**Given request**:
Locate the lines where "swelling" occurs and copy them as they stand.

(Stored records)
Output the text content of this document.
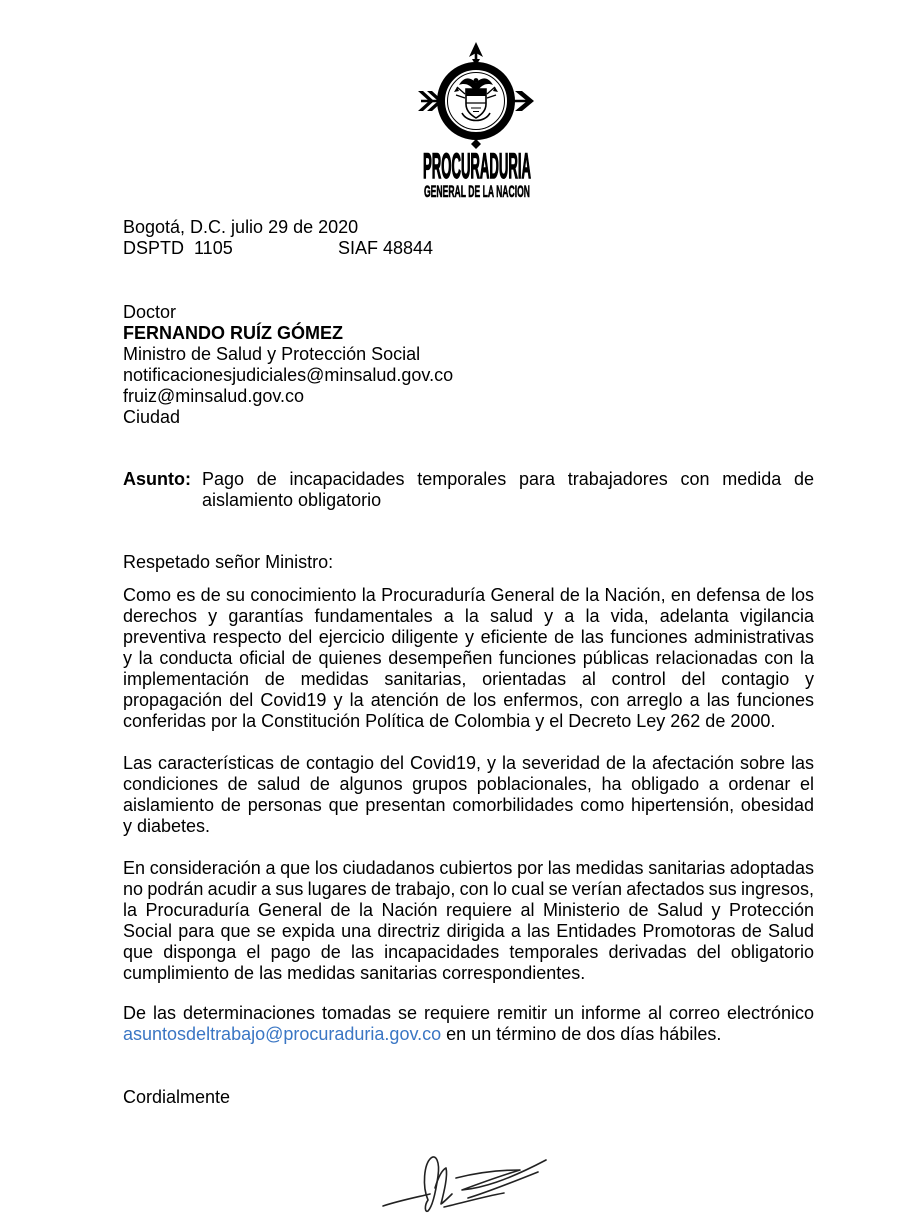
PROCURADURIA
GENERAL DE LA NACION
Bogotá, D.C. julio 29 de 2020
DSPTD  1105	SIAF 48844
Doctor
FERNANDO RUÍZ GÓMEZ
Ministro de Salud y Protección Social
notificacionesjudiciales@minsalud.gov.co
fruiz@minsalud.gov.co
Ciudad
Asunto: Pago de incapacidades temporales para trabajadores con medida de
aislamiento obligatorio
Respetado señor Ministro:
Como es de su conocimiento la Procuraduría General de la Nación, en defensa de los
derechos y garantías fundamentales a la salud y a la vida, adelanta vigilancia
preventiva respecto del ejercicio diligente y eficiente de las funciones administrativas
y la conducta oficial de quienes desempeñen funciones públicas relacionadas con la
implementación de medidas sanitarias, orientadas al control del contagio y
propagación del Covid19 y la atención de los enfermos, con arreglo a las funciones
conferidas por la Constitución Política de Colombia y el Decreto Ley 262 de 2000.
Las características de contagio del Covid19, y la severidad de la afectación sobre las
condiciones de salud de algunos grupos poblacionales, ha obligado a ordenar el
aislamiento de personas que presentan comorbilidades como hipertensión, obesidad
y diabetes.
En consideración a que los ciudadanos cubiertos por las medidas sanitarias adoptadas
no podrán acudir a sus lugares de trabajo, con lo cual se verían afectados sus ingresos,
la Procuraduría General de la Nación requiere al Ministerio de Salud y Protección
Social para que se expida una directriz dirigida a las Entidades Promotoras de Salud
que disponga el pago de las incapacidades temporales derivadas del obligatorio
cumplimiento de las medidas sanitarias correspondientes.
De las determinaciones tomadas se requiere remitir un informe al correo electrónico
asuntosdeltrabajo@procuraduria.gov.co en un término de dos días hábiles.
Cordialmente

* * *

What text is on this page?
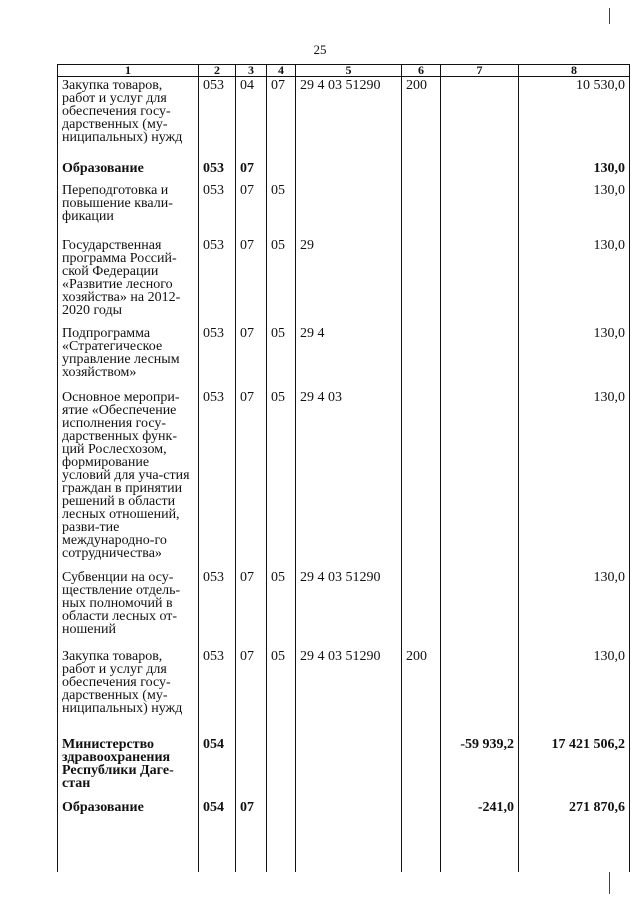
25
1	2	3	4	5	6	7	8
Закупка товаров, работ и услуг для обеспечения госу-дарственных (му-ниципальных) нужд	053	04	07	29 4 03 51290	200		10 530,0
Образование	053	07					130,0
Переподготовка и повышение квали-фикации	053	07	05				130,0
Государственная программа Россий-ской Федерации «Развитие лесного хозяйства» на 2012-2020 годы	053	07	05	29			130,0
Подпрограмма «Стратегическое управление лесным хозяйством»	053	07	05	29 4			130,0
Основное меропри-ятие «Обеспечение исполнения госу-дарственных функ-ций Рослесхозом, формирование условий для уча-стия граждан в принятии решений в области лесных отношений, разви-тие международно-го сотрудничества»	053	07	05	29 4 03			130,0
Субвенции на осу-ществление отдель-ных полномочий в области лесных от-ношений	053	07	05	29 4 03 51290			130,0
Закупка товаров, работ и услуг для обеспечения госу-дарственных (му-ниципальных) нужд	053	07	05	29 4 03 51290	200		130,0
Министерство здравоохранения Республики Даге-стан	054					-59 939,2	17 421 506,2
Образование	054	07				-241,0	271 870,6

==

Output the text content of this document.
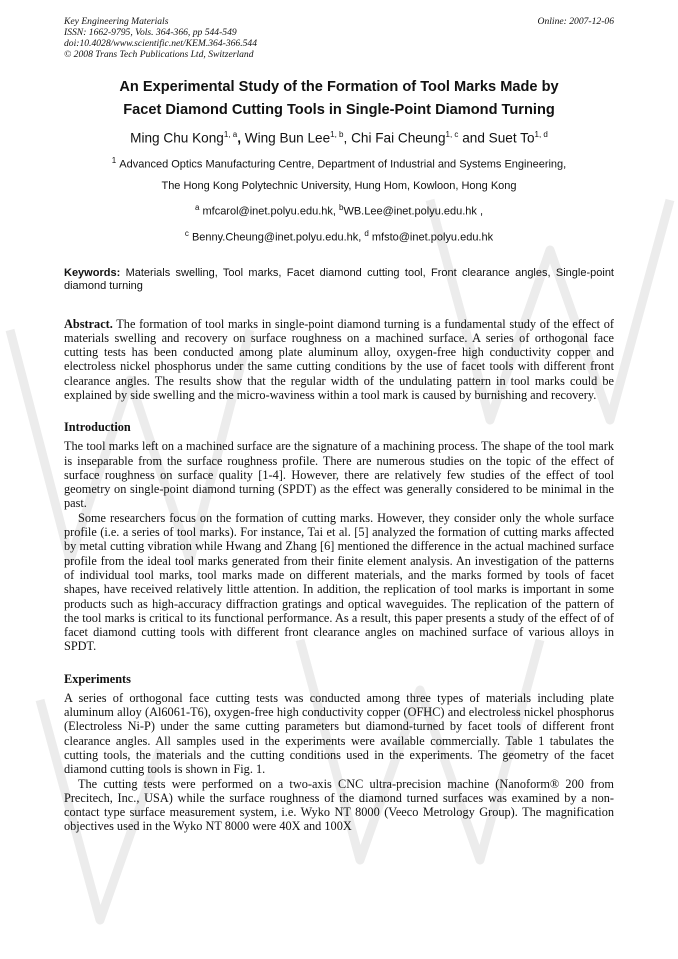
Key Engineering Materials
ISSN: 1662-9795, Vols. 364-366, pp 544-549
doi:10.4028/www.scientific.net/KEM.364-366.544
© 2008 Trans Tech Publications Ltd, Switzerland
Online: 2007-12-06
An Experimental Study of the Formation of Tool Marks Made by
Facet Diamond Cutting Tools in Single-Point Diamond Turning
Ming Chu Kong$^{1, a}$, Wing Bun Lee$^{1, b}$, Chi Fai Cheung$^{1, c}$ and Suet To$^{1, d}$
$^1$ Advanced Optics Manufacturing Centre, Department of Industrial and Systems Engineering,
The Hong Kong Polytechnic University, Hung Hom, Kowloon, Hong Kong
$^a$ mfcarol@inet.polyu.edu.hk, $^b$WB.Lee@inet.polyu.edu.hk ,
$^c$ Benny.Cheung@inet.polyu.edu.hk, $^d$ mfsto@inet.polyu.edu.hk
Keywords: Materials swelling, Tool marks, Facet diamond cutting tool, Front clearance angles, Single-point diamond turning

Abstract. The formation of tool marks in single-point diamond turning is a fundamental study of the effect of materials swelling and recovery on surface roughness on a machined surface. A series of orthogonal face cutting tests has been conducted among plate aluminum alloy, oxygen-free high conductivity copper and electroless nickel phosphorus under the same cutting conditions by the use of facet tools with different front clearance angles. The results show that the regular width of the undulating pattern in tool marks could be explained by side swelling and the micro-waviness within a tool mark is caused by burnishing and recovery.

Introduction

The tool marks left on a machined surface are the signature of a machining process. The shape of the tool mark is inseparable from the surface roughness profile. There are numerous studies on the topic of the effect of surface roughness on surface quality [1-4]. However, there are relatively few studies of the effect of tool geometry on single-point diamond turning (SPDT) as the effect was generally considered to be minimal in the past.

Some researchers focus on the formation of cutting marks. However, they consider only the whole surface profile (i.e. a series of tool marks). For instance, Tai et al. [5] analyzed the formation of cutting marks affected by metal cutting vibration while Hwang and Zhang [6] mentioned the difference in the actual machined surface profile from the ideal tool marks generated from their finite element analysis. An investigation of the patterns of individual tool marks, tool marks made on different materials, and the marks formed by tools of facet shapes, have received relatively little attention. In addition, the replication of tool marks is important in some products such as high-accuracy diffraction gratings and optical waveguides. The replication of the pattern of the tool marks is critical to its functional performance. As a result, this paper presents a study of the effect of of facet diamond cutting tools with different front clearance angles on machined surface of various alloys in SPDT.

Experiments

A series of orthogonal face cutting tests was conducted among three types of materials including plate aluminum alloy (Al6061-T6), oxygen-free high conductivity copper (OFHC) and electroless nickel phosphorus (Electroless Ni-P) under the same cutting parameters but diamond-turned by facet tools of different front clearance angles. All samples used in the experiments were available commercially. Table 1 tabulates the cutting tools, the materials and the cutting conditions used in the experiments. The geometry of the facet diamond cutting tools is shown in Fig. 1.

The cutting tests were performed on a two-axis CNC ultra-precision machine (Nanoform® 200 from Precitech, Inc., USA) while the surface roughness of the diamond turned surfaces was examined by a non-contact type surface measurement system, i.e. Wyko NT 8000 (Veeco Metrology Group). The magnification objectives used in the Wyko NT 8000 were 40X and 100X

**Reply**:
Keywords: Materials swelling, Tool marks, Facet diamond cutting tool, Front clearance angles, Single-point diamond turning
Abstract. The formation of tool marks in single-point diamond turning is a fundamental study of the effect of materials swelling and recovery on surface roughness on a machined surface. A series of orthogonal face cutting tests has been conducted among plate aluminum alloy, oxygen-free high conductivity copper and electroless nickel phosphorus under the same cutting conditions by the use of facet tools with different front clearance angles. The results show that the regular width of the undulating pattern in tool marks could be explained by side swelling and the micro-waviness within a tool mark is caused by burnishing and recovery.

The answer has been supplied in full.